[EXERCISE BRIEF] In the entries that follow, how many lines contain "JSON"? Answer with the number only.
§
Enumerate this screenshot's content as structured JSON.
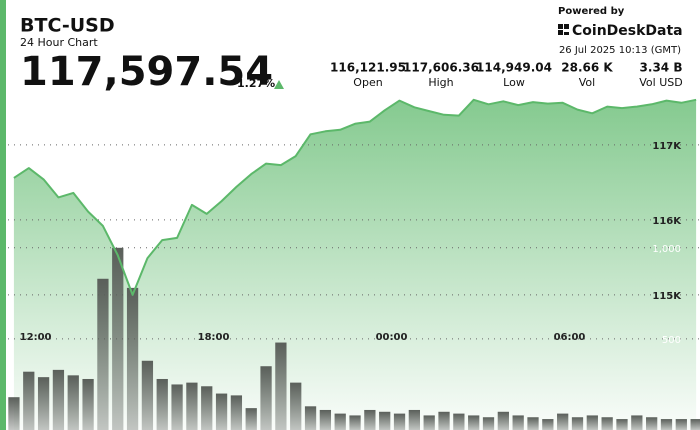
{
  "header": {
    "symbol": "BTC-USD",
    "subtitle": "24 Hour Chart",
    "price": "117,597.54",
    "change": "1.27%",
    "powered_by": "Powered by",
    "brand": "CoinDeskData",
    "timestamp": "26 Jul 2025 10:13 (GMT)",
    "stats": [
      {
        "value": "116,121.95",
        "label": "Open"
      },
      {
        "value": "117,606.36",
        "label": "High"
      },
      {
        "value": "114,949.04",
        "label": "Low"
      },
      {
        "value": "28.66 K",
        "label": "Vol"
      },
      {
        "value": "3.34 B",
        "label": "Vol USD"
      }
    ]
  },
  "chart_data": {
    "type": "line",
    "x": [
      11,
      11.5,
      12,
      12.5,
      13,
      13.5,
      14,
      14.5,
      15,
      15.5,
      16,
      16.5,
      17,
      17.5,
      18,
      18.5,
      19,
      19.5,
      20,
      20.5,
      21,
      21.5,
      22,
      22.5,
      23,
      23.5,
      24,
      24.5,
      25,
      25.5,
      26,
      26.5,
      27,
      27.5,
      28,
      28.5,
      29,
      29.5,
      30,
      30.5,
      31,
      31.5,
      32,
      32.5,
      33,
      33.5,
      34
    ],
    "xlim": [
      10.8,
      34.13
    ],
    "xticks": [
      {
        "value": 12,
        "label": "12:00"
      },
      {
        "value": 18,
        "label": "18:00"
      },
      {
        "value": 24,
        "label": "00:00"
      },
      {
        "value": 30,
        "label": "06:00"
      }
    ],
    "ylim": [
      113200,
      118930
    ],
    "yticks": [
      {
        "value": 115000,
        "label": "115K"
      },
      {
        "value": 116000,
        "label": "116K"
      },
      {
        "value": 117000,
        "label": "117K"
      }
    ],
    "y2lim": [
      0,
      2360
    ],
    "y2ticks": [
      500,
      {
        "value": 1000,
        "label": "1,000"
      }
    ],
    "grid": true,
    "series": [
      {
        "type": "area",
        "color": "#5cb86a",
        "values": [
          116560,
          116690,
          116540,
          116300,
          116360,
          116110,
          115920,
          115530,
          115000,
          115490,
          115730,
          115760,
          116200,
          116080,
          116250,
          116440,
          116610,
          116750,
          116730,
          116850,
          117140,
          117180,
          117200,
          117280,
          117310,
          117460,
          117590,
          117500,
          117450,
          117400,
          117390,
          117600,
          117540,
          117580,
          117530,
          117570,
          117550,
          117560,
          117470,
          117420,
          117510,
          117490,
          117510,
          117540,
          117590,
          117560,
          117600
        ]
      },
      {
        "type": "bar",
        "axis": "y2",
        "color": "#5a5f5a",
        "values": [
          180,
          320,
          290,
          330,
          300,
          280,
          830,
          1000,
          780,
          380,
          280,
          250,
          260,
          240,
          200,
          190,
          120,
          350,
          480,
          260,
          130,
          110,
          90,
          80,
          110,
          100,
          90,
          110,
          80,
          100,
          90,
          80,
          70,
          100,
          80,
          70,
          60,
          90,
          70,
          80,
          70,
          60,
          80,
          70,
          60,
          60,
          60
        ]
      }
    ]
  }
}
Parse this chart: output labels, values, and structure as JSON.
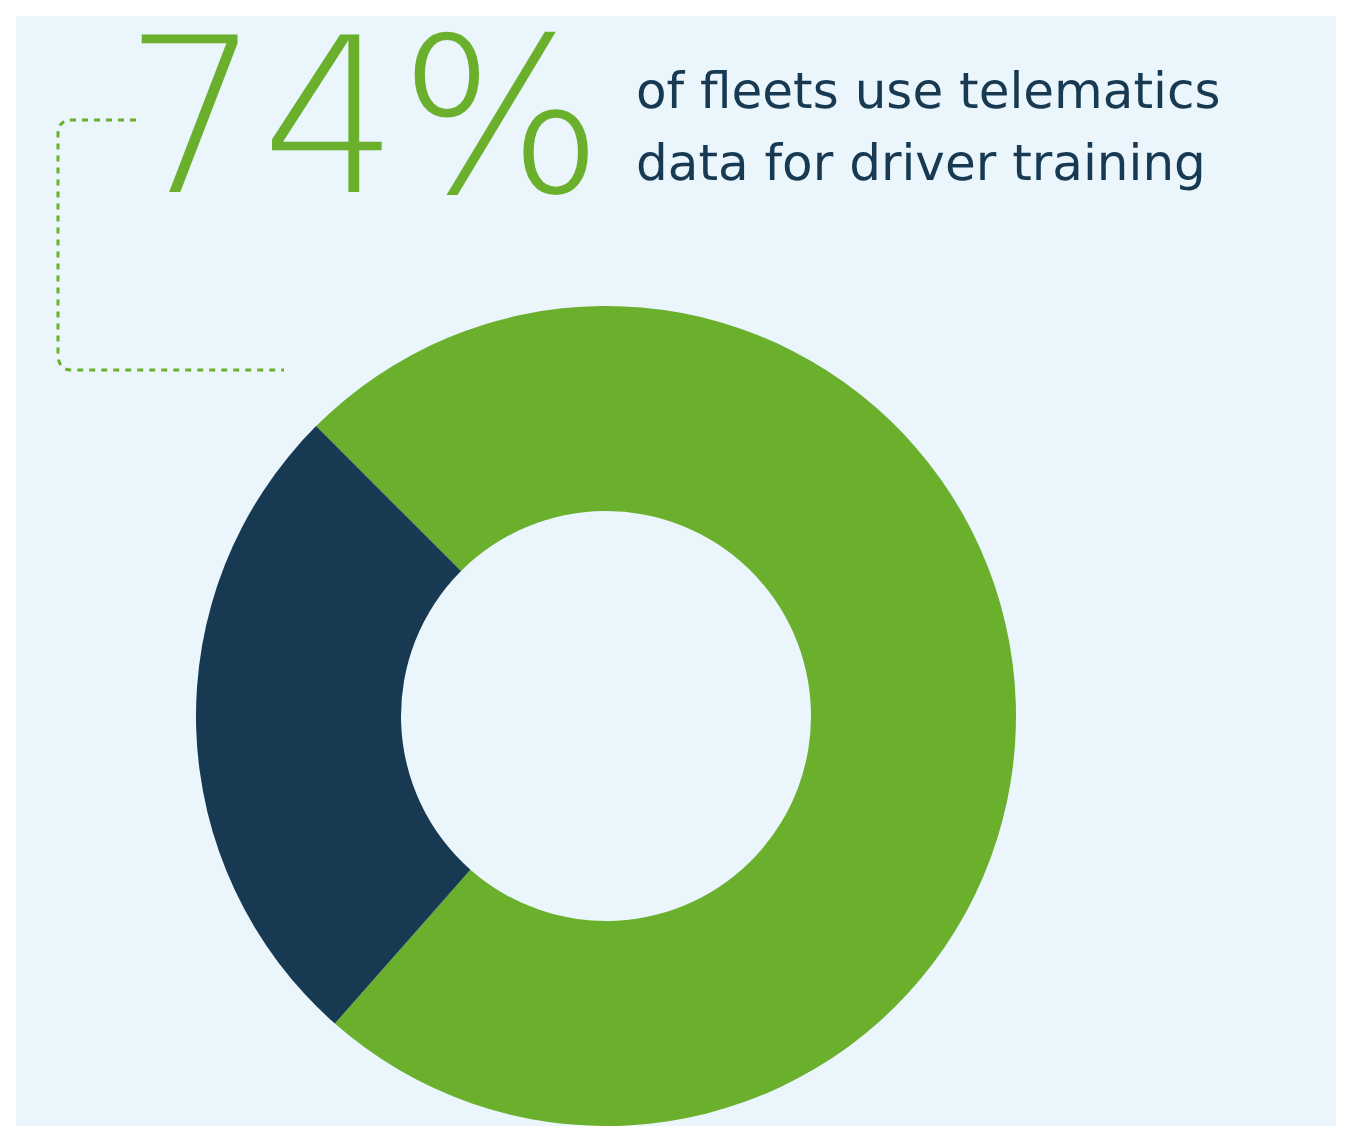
{
  "chart_data": {
    "type": "donut",
    "title": "of fleets use telematics data for driver training",
    "categories": [
      null,
      null
    ],
    "values": [
      74,
      26
    ],
    "colors": [
      "#6ab02c",
      "#173a52"
    ],
    "value_labels": [
      "74%",
      null
    ],
    "legend": false
  }
}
§
[TASK SOLUTION] 2